PAICV saúda retoma dos voos da TACV e exige do Governo garantias de um recomeço “transparente”

Cidade da Praia, 30 Dez (Inforpress) – O PAICV saudou hoje a retoma dos voos internacionais da TACV, afirmando que o Governo tem de garantir aos cabo-verdianos que o País não está perante mais uma aventura, com soluções avulsas sem consistência e rodeada de incertezas.

A posição do Partido Africano da Independência de Cabo Verde (PAICV) foi manifestada pelo secretário-geral, Julião Varela, em conferência de imprensa, para falar da retomada dos voos internacionais da transportadora aérea nacional.

“Sem grandes surpresas, apareceu nos céus de Cabo Verde, para depois pousar no aeroporto Nelson Mandela, na Praia, um avião ao serviço da extinta TACV, que ressurgiu das cinzas do que nos foi deixado pela desajustada e inconsistente parceria com a Icelandair. O PAICV, à semelhança de outras opiniões já manifestadas, saúda este ressuscitar dos TACV para, de novo, nos ligar ao mundo e minimizar os custos de um monopólio suportado pelos bolsos dos cabo-verdianos”, declarou.

————

--- Instruções a seguir ---
Prolongue a notícia sobre a retoma dos voos da TACV, começando logo após a declaração final do secretário-geral do PAICV.

————

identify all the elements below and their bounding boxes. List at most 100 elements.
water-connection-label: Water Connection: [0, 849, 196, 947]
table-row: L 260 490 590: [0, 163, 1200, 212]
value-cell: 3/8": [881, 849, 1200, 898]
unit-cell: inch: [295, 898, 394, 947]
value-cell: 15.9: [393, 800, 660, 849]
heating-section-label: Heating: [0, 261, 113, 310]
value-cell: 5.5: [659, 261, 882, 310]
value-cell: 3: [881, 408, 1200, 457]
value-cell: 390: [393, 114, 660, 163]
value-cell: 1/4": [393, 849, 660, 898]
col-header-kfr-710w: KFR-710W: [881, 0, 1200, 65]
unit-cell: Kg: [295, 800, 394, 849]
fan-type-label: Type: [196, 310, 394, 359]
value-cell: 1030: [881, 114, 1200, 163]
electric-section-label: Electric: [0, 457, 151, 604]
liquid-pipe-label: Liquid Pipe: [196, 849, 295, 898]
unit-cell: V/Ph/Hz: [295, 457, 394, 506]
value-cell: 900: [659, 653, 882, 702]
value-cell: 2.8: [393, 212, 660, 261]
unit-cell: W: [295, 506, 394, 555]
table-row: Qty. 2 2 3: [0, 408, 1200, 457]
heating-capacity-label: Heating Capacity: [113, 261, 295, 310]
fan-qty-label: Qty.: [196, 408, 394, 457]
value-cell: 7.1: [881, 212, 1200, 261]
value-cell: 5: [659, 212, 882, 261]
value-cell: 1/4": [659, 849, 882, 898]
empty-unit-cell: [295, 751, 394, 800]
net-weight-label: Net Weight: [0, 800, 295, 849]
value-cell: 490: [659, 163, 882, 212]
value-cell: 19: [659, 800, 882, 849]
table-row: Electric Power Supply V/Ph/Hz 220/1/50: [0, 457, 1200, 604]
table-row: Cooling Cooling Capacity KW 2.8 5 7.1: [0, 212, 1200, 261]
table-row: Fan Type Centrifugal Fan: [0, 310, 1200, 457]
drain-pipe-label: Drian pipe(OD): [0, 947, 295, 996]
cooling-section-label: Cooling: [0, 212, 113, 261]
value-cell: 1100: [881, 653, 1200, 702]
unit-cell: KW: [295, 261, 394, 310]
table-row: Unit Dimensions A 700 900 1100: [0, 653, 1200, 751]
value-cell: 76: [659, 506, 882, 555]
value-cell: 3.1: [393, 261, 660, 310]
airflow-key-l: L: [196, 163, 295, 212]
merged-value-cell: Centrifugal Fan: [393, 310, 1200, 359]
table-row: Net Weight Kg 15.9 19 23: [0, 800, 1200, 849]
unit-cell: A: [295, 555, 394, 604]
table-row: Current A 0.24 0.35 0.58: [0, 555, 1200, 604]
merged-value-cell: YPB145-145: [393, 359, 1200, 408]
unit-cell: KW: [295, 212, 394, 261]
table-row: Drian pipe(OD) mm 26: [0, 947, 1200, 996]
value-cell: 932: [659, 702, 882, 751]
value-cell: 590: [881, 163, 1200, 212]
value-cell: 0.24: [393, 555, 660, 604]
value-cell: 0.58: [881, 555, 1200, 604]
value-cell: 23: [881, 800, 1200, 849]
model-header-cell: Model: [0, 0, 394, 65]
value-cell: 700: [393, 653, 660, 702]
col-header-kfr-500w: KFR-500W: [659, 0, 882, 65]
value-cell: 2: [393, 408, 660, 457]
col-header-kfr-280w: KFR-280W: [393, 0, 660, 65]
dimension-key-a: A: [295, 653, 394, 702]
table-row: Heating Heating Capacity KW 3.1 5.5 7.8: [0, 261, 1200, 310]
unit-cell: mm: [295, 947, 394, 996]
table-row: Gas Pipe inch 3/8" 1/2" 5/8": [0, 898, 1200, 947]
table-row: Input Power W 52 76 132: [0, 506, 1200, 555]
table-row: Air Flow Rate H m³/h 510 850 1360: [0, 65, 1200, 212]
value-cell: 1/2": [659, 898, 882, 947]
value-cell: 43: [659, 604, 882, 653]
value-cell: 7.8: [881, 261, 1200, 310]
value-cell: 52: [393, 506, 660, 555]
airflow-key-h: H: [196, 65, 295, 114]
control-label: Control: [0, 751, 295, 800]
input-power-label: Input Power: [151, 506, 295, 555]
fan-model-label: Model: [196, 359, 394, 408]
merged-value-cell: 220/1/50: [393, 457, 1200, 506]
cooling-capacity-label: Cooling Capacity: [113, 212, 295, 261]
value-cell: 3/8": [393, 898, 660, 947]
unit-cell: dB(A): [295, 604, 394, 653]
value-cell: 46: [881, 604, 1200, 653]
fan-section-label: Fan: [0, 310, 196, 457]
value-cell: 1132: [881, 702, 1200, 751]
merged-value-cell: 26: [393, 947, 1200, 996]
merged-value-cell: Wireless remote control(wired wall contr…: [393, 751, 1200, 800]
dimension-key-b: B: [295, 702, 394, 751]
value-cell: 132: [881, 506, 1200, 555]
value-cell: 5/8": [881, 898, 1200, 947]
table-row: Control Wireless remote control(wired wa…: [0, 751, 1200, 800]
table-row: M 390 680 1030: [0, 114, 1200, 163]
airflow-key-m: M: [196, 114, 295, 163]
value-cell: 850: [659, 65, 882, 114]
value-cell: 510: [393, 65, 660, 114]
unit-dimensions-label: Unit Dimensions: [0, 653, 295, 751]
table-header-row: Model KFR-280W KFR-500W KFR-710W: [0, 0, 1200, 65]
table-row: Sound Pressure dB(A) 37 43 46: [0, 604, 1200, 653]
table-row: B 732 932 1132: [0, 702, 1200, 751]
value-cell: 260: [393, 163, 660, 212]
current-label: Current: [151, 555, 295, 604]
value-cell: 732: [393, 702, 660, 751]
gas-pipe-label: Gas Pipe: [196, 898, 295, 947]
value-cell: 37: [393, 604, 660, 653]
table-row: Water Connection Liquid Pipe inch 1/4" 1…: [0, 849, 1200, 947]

————

--- Resposta do exercício ---
Para o PAICV, realçou, depois das peripécias em torno dos negócios nebulosos e atentatórios aos interesses nacionais, feitos com a Icelandair, o mínimo que o Governo deverá fazer é um promover um recomeço das actividades com base na transparência e disponibilizar todas as informações aos contribuintes nacionais.

Segundo Julião Varela, os cabo-verdianos precisam ter garantias em como os seus recursos não serão, mais uma vez, disparatados por uma decisão pouco ponderada sem se acautelar os interesses nacionais, acrescentando que todos precisam saber, claramente, quais os planos futuros, que custos irão ser assumidos e para quando as soluções duradouras e estáveis para os destinos onde reside a maioria da diáspora cabo-verdiana.

No entanto, questionou o Governo o porquê de só agora se recorreu a esta saída de “wet leasing”, deixando o país por mais de um ano sem saída e obrigando os cabo-verdianos a suportar todas as dificuldades para viajar, de regresso e para fora, com custos elevadíssimos.

“O Governo tem de garantir-nos a todos que não estamos perante mais uma aventura, como das outras vezes, com soluções avulsas sem consistência e rodeada de incertezas”, afirmou, ressalvando que o Governo deve também aproveitar esta oportunidade para esclarecer a opinião pública o que é feito do avião arrestado na sequência do “escandaloso e falhado” negócio da privatização dos TACV.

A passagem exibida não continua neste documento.